Records:
## Start

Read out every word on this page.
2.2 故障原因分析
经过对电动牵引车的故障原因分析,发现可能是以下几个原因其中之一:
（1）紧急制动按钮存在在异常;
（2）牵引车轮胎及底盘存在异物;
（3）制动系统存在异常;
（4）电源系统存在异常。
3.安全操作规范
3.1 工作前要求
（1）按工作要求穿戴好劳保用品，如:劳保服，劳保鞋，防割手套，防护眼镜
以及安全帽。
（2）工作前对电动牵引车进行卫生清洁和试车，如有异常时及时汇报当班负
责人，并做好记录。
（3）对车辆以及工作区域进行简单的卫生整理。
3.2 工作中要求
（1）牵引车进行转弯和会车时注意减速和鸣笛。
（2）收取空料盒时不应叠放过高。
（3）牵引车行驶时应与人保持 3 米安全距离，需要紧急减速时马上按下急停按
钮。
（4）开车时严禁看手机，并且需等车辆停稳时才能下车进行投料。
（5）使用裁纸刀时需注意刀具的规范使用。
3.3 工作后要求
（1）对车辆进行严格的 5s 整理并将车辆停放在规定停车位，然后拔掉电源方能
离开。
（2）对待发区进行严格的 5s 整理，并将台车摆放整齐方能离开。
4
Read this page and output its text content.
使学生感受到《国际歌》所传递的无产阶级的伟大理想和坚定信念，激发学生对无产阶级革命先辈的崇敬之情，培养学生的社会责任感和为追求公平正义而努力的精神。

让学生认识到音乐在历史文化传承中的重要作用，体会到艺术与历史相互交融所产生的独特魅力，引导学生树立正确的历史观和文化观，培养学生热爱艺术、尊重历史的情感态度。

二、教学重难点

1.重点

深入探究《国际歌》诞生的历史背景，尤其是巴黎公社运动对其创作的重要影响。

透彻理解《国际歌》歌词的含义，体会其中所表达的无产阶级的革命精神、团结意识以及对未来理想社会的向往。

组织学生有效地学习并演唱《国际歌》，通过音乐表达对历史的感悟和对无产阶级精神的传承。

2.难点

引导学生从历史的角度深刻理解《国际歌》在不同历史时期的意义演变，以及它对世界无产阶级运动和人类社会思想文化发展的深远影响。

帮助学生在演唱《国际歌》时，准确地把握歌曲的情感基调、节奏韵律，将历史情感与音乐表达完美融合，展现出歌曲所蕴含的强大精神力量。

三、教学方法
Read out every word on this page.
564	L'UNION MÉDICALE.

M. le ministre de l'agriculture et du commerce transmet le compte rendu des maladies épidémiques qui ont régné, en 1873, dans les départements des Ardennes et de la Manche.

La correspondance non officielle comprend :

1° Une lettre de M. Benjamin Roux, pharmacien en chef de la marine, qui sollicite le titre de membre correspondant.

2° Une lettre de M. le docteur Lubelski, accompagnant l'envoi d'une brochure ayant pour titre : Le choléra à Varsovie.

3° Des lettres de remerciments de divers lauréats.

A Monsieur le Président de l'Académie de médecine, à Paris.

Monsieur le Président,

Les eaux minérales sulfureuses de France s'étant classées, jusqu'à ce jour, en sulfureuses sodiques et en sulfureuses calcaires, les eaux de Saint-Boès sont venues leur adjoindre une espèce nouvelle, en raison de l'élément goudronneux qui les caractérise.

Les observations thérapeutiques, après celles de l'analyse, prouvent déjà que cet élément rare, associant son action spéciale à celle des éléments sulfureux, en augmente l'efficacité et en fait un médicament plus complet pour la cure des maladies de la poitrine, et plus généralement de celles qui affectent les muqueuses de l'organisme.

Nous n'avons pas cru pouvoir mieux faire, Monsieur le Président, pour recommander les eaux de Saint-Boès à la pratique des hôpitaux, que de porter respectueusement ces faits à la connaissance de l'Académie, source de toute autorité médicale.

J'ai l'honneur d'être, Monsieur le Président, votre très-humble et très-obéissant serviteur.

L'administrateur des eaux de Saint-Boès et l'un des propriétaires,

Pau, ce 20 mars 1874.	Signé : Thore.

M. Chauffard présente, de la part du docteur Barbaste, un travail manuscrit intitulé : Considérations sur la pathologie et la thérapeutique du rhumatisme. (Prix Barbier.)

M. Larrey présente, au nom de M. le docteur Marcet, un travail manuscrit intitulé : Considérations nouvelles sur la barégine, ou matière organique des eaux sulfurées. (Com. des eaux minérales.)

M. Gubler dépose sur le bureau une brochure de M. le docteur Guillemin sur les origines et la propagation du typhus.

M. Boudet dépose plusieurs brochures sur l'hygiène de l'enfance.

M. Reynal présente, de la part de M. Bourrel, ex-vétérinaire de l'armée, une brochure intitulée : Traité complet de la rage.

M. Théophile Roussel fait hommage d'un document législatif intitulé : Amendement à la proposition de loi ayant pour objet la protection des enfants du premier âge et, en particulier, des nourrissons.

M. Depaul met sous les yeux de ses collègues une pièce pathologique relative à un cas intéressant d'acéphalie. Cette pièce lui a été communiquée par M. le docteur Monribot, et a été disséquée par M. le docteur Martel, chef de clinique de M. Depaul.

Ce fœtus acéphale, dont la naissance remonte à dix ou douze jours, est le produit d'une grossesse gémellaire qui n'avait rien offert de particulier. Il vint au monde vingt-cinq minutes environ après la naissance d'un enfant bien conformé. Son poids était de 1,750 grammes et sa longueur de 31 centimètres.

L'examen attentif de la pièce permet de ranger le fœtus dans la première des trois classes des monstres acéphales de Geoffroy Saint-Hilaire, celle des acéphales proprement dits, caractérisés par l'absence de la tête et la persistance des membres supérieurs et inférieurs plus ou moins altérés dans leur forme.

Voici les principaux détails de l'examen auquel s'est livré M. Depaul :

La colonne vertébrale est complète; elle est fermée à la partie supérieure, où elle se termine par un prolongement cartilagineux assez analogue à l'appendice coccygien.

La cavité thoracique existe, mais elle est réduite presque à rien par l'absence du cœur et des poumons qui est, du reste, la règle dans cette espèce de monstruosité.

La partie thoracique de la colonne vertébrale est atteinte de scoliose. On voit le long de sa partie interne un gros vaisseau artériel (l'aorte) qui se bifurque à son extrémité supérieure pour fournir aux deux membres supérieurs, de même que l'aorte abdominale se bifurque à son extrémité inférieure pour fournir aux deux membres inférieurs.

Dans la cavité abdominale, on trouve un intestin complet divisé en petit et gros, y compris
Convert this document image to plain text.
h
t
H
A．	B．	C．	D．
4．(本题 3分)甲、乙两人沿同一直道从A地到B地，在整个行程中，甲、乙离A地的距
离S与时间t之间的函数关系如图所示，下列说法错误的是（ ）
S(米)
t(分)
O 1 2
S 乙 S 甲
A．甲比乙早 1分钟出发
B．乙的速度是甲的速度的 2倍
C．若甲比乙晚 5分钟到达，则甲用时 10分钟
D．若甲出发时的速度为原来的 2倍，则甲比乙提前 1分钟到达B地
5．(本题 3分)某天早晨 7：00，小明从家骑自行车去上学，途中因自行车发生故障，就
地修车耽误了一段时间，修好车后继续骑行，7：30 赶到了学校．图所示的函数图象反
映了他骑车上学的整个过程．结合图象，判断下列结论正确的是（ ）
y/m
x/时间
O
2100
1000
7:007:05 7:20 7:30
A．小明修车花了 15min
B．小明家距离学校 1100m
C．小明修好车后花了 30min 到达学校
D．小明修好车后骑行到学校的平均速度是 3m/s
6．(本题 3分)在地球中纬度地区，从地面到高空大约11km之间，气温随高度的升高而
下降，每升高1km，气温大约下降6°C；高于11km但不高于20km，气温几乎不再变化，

## End

THE PROBLEM:
Print all of the entries exactly as they are written.

WRITTEN RESPONSE:
Read out every word on this page.
2.2 故障原因分析
经过对电动牵引车的故障原因分析,发现可能是以下几个原因其中之一:
（1）紧急制动按钮存在在异常;
（2）牵引车轮胎及底盘存在异物;
（3）制动系统存在异常;
（4）电源系统存在异常。
3.安全操作规范
3.1 工作前要求
（1）按工作要求穿戴好劳保用品，如:劳保服，劳保鞋，防割手套，防护眼镜
以及安全帽。
（2）工作前对电动牵引车进行卫生清洁和试车，如有异常时及时汇报当班负
责人，并做好记录。
（3）对车辆以及工作区域进行简单的卫生整理。
3.2 工作中要求
（1）牵引车进行转弯和会车时注意减速和鸣笛。
（2）收取空料盒时不应叠放过高。
（3）牵引车行驶时应与人保持 3 米安全距离，需要紧急减速时马上按下急停按
钮。
（4）开车时严禁看手机，并且需等车辆停稳时才能下车进行投料。
（5）使用裁纸刀时需注意刀具的规范使用。
3.3 工作后要求
（1）对车辆进行严格的 5s 整理并将车辆停放在规定停车位，然后拔掉电源方能
离开。
（2）对待发区进行严格的 5s 整理，并将台车摆放整齐方能离开。
4
Read this page and output its text content.
使学生感受到《国际歌》所传递的无产阶级的伟大理想和坚定信念，激发学生对无产阶级革命先辈的崇敬之情，培养学生的社会责任感和为追求公平正义而努力的精神。

让学生认识到音乐在历史文化传承中的重要作用，体会到艺术与历史相互交融所产生的独特魅力，引导学生树立正确的历史观和文化观，培养学生热爱艺术、尊重历史的情感态度。

二、教学重难点

1.重点

深入探究《国际歌》诞生的历史背景，尤其是巴黎公社运动对其创作的重要影响。

透彻理解《国际歌》歌词的含义，体会其中所表达的无产阶级的革命精神、团结意识以及对未来理想社会的向往。

组织学生有效地学习并演唱《国际歌》，通过音乐表达对历史的感悟和对无产阶级精神的传承。

2.难点

引导学生从历史的角度深刻理解《国际歌》在不同历史时期的意义演变，以及它对世界无产阶级运动和人类社会思想文化发展的深远影响。

帮助学生在演唱《国际歌》时，准确地把握歌曲的情感基调、节奏韵律，将历史情感与音乐表达完美融合，展现出歌曲所蕴含的强大精神力量。

三、教学方法
Read out every word on this page.
564	L'UNION MÉDICALE.

M. le ministre de l'agriculture et du commerce transmet le compte rendu des maladies épidémiques qui ont régné, en 1873, dans les départements des Ardennes et de la Manche.

La correspondance non officielle comprend :

1° Une lettre de M. Benjamin Roux, pharmacien en chef de la marine, qui sollicite le titre de membre correspondant.

2° Une lettre de M. le docteur Lubelski, accompagnant l'envoi d'une brochure ayant pour titre : Le choléra à Varsovie.

3° Des lettres de remerciments de divers lauréats.

A Monsieur le Président de l'Académie de médecine, à Paris.

Monsieur le Président,

Les eaux minérales sulfureuses de France s'étant classées, jusqu'à ce jour, en sulfureuses sodiques et en sulfureuses calcaires, les eaux de Saint-Boès sont venues leur adjoindre une espèce nouvelle, en raison de l'élément goudronneux qui les caractérise.

Les observations thérapeutiques, après celles de l'analyse, prouvent déjà que cet élément rare, associant son action spéciale à celle des éléments sulfureux, en augmente l'efficacité et en fait un médicament plus complet pour la cure des maladies de la poitrine, et plus généralement de celles qui affectent les muqueuses de l'organisme.

Nous n'avons pas cru pouvoir mieux faire, Monsieur le Président, pour recommander les eaux de Saint-Boès à la pratique des hôpitaux, que de porter respectueusement ces faits à la connaissance de l'Académie, source de toute autorité médicale.

J'ai l'honneur d'être, Monsieur le Président, votre très-humble et très-obéissant serviteur.

L'administrateur des eaux de Saint-Boès et l'un des propriétaires,

Pau, ce 20 mars 1874.	Signé : Thore.

M. Chauffard présente, de la part du docteur Barbaste, un travail manuscrit intitulé : Considérations sur la pathologie et la thérapeutique du rhumatisme. (Prix Barbier.)

M. Larrey présente, au nom de M. le docteur Marcet, un travail manuscrit intitulé : Considérations nouvelles sur la barégine, ou matière organique des eaux sulfurées. (Com. des eaux minérales.)

M. Gubler dépose sur le bureau une brochure de M. le docteur Guillemin sur les origines et la propagation du typhus.

M. Boudet dépose plusieurs brochures sur l'hygiène de l'enfance.

M. Reynal présente, de la part de M. Bourrel, ex-vétérinaire de l'armée, une brochure intitulée : Traité complet de la rage.

M. Théophile Roussel fait hommage d'un document législatif intitulé : Amendement à la proposition de loi ayant pour objet la protection des enfants du premier âge et, en particulier, des nourrissons.

M. Depaul met sous les yeux de ses collègues une pièce pathologique relative à un cas intéressant d'acéphalie. Cette pièce lui a été communiquée par M. le docteur Monribot, et a été disséquée par M. le docteur Martel, chef de clinique de M. Depaul.

Ce fœtus acéphale, dont la naissance remonte à dix ou douze jours, est le produit d'une grossesse gémellaire qui n'avait rien offert de particulier. Il vint au monde vingt-cinq minutes environ après la naissance d'un enfant bien conformé. Son poids était de 1,750 grammes et sa longueur de 31 centimètres.

L'examen attentif de la pièce permet de ranger le fœtus dans la première des trois classes des monstres acéphales de Geoffroy Saint-Hilaire, celle des acéphales proprement dits, caractérisés par l'absence de la tête et la persistance des membres supérieurs et inférieurs plus ou moins altérés dans leur forme.

Voici les principaux détails de l'examen auquel s'est livré M. Depaul :

La colonne vertébrale est complète; elle est fermée à la partie supérieure, où elle se termine par un prolongement cartilagineux assez analogue à l'appendice coccygien.

La cavité thoracique existe, mais elle est réduite presque à rien par l'absence du cœur et des poumons qui est, du reste, la règle dans cette espèce de monstruosité.

La partie thoracique de la colonne vertébrale est atteinte de scoliose. On voit le long de sa partie interne un gros vaisseau artériel (l'aorte) qui se bifurque à son extrémité supérieure pour fournir aux deux membres supérieurs, de même que l'aorte abdominale se bifurque à son extrémité inférieure pour fournir aux deux membres inférieurs.

Dans la cavité abdominale, on trouve un intestin complet divisé en petit et gros, y compris
Convert this document image to plain text.
h
t
H
A．	B．	C．	D．
4．(本题 3分)甲、乙两人沿同一直道从A地到B地，在整个行程中，甲、乙离A地的距
离S与时间t之间的函数关系如图所示，下列说法错误的是（ ）
S(米)
t(分)
O 1 2
S 乙 S 甲
A．甲比乙早 1分钟出发
B．乙的速度是甲的速度的 2倍
C．若甲比乙晚 5分钟到达，则甲用时 10分钟
D．若甲出发时的速度为原来的 2倍，则甲比乙提前 1分钟到达B地
5．(本题 3分)某天早晨 7：00，小明从家骑自行车去上学，途中因自行车发生故障，就
地修车耽误了一段时间，修好车后继续骑行，7：30 赶到了学校．图所示的函数图象反
映了他骑车上学的整个过程．结合图象，判断下列结论正确的是（ ）
y/m
x/时间
O
2100
1000
7:007:05 7:20 7:30
A．小明修车花了 15min
B．小明家距离学校 1100m
C．小明修好车后花了 30min 到达学校
D．小明修好车后骑行到学校的平均速度是 3m/s
6．(本题 3分)在地球中纬度地区，从地面到高空大约11km之间，气温随高度的升高而
下降，每升高1km，气温大约下降6°C；高于11km但不高于20km，气温几乎不再变化，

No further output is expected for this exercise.